What you should do: Retype the listing that follows, word for word.

Material provided:

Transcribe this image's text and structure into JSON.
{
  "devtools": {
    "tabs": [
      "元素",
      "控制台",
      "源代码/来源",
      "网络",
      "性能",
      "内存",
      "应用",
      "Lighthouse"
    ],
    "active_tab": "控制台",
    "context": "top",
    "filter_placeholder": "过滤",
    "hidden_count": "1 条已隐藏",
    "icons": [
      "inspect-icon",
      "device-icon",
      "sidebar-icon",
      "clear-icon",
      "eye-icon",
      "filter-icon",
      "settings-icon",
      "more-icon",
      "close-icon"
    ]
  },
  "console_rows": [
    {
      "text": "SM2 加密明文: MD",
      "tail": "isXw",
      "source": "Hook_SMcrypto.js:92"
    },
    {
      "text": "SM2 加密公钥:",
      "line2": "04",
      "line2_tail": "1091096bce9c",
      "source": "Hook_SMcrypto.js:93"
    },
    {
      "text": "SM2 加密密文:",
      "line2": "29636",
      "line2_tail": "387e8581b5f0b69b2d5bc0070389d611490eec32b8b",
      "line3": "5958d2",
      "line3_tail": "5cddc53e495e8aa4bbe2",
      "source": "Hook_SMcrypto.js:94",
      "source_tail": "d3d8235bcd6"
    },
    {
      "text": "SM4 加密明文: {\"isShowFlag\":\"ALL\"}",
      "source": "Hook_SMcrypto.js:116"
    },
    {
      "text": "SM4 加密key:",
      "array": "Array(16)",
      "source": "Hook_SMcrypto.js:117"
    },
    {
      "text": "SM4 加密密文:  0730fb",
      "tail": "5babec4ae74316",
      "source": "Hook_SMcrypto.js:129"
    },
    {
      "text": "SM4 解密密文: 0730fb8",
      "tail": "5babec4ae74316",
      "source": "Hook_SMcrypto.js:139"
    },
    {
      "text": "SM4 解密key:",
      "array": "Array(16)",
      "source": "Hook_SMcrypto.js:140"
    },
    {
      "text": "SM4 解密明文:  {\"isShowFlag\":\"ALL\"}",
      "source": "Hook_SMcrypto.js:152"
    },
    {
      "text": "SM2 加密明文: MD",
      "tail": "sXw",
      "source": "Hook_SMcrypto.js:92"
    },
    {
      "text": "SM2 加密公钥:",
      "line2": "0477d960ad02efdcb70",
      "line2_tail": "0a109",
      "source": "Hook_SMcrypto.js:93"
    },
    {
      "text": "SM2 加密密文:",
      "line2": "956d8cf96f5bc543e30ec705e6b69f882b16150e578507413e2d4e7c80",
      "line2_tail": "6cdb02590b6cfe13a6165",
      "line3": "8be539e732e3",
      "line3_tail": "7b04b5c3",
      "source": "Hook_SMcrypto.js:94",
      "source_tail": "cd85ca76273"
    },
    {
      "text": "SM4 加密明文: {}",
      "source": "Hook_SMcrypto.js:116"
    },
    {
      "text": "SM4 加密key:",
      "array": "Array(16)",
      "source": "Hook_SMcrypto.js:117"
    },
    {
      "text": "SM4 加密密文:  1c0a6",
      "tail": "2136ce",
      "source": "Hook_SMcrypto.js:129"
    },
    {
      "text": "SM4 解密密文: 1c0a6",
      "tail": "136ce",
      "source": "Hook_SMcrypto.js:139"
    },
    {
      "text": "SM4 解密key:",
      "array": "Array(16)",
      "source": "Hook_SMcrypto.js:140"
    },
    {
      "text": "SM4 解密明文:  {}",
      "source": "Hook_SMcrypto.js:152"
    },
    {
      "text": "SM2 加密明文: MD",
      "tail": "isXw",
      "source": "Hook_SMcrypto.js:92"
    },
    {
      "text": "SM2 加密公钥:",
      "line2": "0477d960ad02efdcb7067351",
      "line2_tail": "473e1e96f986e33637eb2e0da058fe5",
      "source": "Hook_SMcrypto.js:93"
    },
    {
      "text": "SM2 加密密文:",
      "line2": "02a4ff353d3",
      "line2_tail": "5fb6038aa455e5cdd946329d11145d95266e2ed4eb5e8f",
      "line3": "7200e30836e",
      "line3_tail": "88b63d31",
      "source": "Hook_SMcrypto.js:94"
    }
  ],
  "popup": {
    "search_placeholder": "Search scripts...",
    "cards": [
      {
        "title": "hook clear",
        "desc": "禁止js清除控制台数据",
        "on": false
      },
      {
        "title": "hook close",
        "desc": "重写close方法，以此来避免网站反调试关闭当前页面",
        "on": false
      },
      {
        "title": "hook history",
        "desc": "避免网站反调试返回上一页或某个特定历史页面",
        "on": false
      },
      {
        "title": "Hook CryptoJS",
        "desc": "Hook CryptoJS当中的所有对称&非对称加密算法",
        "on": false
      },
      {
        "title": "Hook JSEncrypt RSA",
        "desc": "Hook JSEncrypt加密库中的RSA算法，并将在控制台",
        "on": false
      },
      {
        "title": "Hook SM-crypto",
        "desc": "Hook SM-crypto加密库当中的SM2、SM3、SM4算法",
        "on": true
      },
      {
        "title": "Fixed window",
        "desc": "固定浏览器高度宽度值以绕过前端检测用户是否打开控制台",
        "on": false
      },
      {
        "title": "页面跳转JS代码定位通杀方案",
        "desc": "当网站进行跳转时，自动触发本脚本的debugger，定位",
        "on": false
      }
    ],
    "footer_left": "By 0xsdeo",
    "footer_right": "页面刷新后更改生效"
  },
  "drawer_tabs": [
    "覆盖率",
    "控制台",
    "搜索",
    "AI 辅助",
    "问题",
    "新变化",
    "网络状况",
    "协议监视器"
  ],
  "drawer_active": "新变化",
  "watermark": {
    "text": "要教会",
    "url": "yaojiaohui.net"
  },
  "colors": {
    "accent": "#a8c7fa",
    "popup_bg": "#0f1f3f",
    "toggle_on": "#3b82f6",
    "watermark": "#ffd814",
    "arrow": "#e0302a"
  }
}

Solution:
Transcribe this image's text and structure into JSON.
{
  "devtools": {
    "tabs": [
      "元素",
      "控制台",
      "源代码/来源",
      "网络",
      "性能",
      "内存",
      "应用",
      "Lighthouse"
    ],
    "active_tab": "控制台",
    "context": "top",
    "filter_placeholder": "过滤",
    "hidden_count": "1 条已隐藏",
    "icons": [
      "inspect-icon",
      "device-icon",
      "sidebar-icon",
      "clear-icon",
      "eye-icon",
      "filter-icon",
      "settings-icon",
      "more-icon",
      "close-icon"
    ]
  },
  "console_rows": [
    {
      "text": "SM2 加密明文: MD",
      "tail": "isXw",
      "source": "Hook_SMcrypto.js:92"
    },
    {
      "text": "SM2 加密公钥:",
      "line2": "04",
      "line2_tail": "1091096bce9c",
      "source": "Hook_SMcrypto.js:93"
    },
    {
      "text": "SM2 加密密文:",
      "line2": "29636",
      "line2_tail": "387e8581b5f0b69b2d5bc0070389d611490eec32b8b",
      "line3": "5958d2",
      "line3_tail": "5cddc53e495e8aa4bbe2",
      "source": "Hook_SMcrypto.js:94",
      "source_tail": "d3d8235bcd6"
    },
    {
      "text": "SM4 加密明文: {\"isShowFlag\":\"ALL\"}",
      "source": "Hook_SMcrypto.js:116"
    },
    {
      "text": "SM4 加密key:",
      "array": "Array(16)",
      "source": "Hook_SMcrypto.js:117"
    },
    {
      "text": "SM4 加密密文:  0730fb",
      "tail": "5babec4ae74316",
      "source": "Hook_SMcrypto.js:129"
    },
    {
      "text": "SM4 解密密文: 0730fb8",
      "tail": "5babec4ae74316",
      "source": "Hook_SMcrypto.js:139"
    },
    {
      "text": "SM4 解密key:",
      "array": "Array(16)",
      "source": "Hook_SMcrypto.js:140"
    },
    {
      "text": "SM4 解密明文:  {\"isShowFlag\":\"ALL\"}",
      "source": "Hook_SMcrypto.js:152"
    },
    {
      "text": "SM2 加密明文: MD",
      "tail": "sXw",
      "source": "Hook_SMcrypto.js:92"
    },
    {
      "text": "SM2 加密公钥:",
      "line2": "0477d960ad02efdcb70",
      "line2_tail": "0a109",
      "source": "Hook_SMcrypto.js:93"
    },
    {
      "text": "SM2 加密密文:",
      "line2": "956d8cf96f5bc543e30ec705e6b69f882b16150e578507413e2d4e7c80",
      "line2_tail": "6cdb02590b6cfe13a6165",
      "line3": "8be539e732e3",
      "line3_tail": "7b04b5c3",
      "source": "Hook_SMcrypto.js:94",
      "source_tail": "cd85ca76273"
    },
    {
      "text": "SM4 加密明文: {}",
      "source": "Hook_SMcrypto.js:116"
    },
    {
      "text": "SM4 加密key:",
      "array": "Array(16)",
      "source": "Hook_SMcrypto.js:117"
    },
    {
      "text": "SM4 加密密文:  1c0a6",
      "tail": "2136ce",
      "source": "Hook_SMcrypto.js:129"
    },
    {
      "text": "SM4 解密密文: 1c0a6",
      "tail": "136ce",
      "source": "Hook_SMcrypto.js:139"
    },
    {
      "text": "SM4 解密key:",
      "array": "Array(16)",
      "source": "Hook_SMcrypto.js:140"
    },
    {
      "text": "SM4 解密明文:  {}",
      "source": "Hook_SMcrypto.js:152"
    },
    {
      "text": "SM2 加密明文: MD",
      "tail": "isXw",
      "source": "Hook_SMcrypto.js:92"
    },
    {
      "text": "SM2 加密公钥:",
      "line2": "0477d960ad02efdcb7067351",
      "line2_tail": "473e1e96f986e33637eb2e0da058fe5",
      "source": "Hook_SMcrypto.js:93"
    },
    {
      "text": "SM2 加密密文:",
      "line2": "02a4ff353d3",
      "line2_tail": "5fb6038aa455e5cdd946329d11145d95266e2ed4eb5e8f",
      "line3": "7200e30836e",
      "line3_tail": "88b63d31",
      "source": "Hook_SMcrypto.js:94"
    }
  ],
  "popup": {
    "search_placeholder": "Search scripts...",
    "cards": [
      {
        "title": "hook clear",
        "desc": "禁止js清除控制台数据",
        "on": false
      },
      {
        "title": "hook close",
        "desc": "重写close方法，以此来避免网站反调试关闭当前页面",
        "on": false
      },
      {
        "title": "hook history",
        "desc": "避免网站反调试返回上一页或某个特定历史页面",
        "on": false
      },
      {
        "title": "Hook CryptoJS",
        "desc": "Hook CryptoJS当中的所有对称&非对称加密算法",
        "on": false
      },
      {
        "title": "Hook JSEncrypt RSA",
        "desc": "Hook JSEncrypt加密库中的RSA算法，并将在控制台",
        "on": false
      },
      {
        "title": "Hook SM-crypto",
        "desc": "Hook SM-crypto加密库当中的SM2、SM3、SM4算法",
        "on": true
      },
      {
        "title": "Fixed window",
        "desc": "固定浏览器高度宽度值以绕过前端检测用户是否打开控制台",
        "on": false
      },
      {
        "title": "页面跳转JS代码定位通杀方案",
        "desc": "当网站进行跳转时，自动触发本脚本的debugger，定位",
        "on": false
      }
    ],
    "footer_left": "By 0xsdeo",
    "footer_right": "页面刷新后更改生效"
  },
  "drawer_tabs": [
    "覆盖率",
    "控制台",
    "搜索",
    "AI 辅助",
    "问题",
    "新变化",
    "网络状况",
    "协议监视器"
  ],
  "drawer_active": "新变化",
  "watermark": {
    "text": "要教会",
    "url": "yaojiaohui.net"
  },
  "colors": {
    "accent": "#a8c7fa",
    "popup_bg": "#0f1f3f",
    "toggle_on": "#3b82f6",
    "watermark": "#ffd814",
    "arrow": "#e0302a"
  }
}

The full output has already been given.